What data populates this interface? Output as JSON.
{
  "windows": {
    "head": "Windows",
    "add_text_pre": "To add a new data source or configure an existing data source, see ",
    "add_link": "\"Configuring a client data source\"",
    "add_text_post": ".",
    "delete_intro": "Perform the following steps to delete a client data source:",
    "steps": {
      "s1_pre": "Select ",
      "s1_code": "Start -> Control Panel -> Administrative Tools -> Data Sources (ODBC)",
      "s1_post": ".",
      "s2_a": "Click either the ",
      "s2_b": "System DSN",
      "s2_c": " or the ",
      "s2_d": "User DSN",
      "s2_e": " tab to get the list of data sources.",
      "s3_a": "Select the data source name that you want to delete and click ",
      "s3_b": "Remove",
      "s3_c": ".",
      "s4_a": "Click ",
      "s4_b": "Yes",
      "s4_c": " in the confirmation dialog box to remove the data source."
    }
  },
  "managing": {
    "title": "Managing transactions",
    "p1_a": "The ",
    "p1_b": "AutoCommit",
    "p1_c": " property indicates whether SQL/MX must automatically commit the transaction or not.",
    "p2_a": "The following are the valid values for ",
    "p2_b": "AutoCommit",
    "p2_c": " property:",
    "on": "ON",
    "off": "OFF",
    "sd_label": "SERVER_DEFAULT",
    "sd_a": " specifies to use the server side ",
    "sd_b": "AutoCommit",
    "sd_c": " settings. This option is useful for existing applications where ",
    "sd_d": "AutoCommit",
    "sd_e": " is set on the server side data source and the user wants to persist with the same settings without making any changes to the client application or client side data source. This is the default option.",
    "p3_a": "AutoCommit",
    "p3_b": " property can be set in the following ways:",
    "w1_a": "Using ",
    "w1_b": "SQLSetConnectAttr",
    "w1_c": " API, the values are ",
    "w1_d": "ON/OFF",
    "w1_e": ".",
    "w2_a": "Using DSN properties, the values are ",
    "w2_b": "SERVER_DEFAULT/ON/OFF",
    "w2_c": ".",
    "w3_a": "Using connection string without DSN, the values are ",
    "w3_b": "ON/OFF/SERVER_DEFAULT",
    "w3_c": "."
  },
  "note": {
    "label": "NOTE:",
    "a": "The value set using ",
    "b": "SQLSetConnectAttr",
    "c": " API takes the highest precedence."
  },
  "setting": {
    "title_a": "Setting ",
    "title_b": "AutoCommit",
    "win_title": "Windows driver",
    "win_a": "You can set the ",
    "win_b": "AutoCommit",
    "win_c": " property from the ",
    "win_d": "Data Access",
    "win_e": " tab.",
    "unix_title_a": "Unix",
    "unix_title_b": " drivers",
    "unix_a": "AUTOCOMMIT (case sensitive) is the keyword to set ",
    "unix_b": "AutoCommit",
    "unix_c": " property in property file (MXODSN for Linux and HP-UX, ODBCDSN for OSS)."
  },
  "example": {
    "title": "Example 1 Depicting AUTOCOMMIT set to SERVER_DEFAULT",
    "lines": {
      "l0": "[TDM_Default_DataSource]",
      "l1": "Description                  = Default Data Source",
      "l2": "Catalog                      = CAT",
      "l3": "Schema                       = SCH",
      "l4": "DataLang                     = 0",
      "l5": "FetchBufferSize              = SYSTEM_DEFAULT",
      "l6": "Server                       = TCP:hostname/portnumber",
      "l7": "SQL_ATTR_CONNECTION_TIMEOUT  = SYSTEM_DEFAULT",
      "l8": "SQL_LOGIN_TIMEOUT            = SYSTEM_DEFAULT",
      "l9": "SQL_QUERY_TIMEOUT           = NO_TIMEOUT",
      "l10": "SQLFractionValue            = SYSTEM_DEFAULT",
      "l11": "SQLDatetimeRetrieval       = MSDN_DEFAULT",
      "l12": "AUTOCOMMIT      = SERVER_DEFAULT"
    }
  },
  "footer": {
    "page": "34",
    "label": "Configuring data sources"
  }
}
• • • •
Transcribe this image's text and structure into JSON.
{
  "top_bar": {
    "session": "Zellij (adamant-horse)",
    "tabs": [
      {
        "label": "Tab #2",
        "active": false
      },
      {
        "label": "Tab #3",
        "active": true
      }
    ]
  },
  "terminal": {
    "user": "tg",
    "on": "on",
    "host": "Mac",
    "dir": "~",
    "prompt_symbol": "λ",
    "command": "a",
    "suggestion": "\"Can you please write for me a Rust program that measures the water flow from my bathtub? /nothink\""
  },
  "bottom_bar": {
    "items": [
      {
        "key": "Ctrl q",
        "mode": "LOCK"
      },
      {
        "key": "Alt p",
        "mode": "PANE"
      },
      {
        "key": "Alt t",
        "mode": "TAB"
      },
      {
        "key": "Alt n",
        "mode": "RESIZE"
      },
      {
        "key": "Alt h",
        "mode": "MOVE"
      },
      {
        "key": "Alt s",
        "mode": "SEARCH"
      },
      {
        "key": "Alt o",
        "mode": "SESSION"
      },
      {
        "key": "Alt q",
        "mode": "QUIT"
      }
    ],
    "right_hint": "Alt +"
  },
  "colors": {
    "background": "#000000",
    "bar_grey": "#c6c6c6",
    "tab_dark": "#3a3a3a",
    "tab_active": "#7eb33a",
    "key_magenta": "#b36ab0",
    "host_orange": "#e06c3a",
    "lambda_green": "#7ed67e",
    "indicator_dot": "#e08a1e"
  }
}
• • • •
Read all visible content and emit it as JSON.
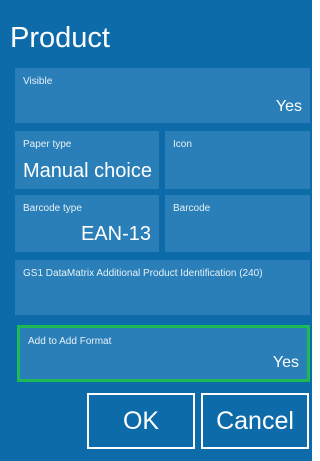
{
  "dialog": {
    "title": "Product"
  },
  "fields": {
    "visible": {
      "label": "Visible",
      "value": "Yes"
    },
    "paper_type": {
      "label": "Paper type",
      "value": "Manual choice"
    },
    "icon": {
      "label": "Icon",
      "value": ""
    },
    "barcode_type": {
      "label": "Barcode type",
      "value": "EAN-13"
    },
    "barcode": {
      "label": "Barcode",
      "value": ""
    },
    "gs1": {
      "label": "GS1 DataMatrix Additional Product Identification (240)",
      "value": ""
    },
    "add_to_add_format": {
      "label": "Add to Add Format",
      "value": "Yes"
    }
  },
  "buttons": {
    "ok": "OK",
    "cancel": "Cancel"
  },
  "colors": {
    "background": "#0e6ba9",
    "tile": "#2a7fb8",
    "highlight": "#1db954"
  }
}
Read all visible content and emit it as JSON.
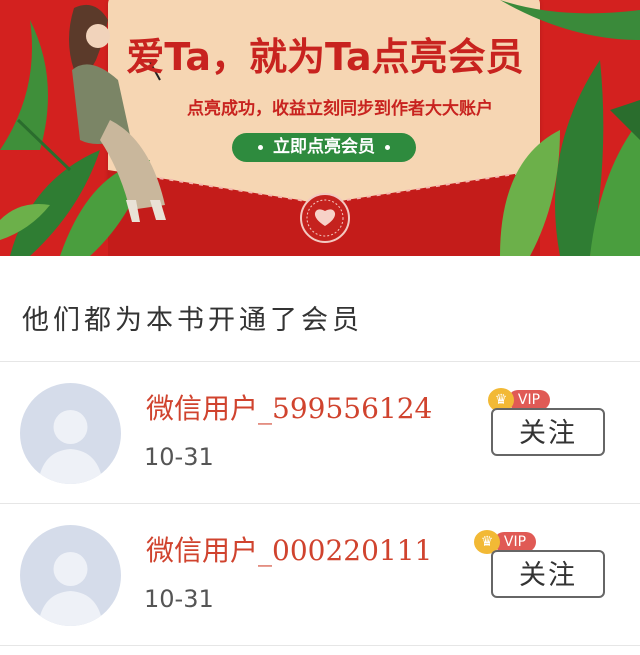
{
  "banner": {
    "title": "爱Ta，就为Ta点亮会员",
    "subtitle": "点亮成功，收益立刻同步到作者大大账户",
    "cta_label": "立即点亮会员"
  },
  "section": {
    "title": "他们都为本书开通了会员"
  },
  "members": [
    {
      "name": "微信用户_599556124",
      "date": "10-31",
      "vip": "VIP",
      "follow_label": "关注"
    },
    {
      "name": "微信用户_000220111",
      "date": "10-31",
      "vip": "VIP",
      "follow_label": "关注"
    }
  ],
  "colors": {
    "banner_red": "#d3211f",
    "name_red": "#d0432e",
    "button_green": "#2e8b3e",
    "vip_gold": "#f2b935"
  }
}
• • • •
→ **DIRECTIVE**
State how many lines include the string "dialog". Give no other information.

→ **RESPONSE TO THIS EXERCISE**
2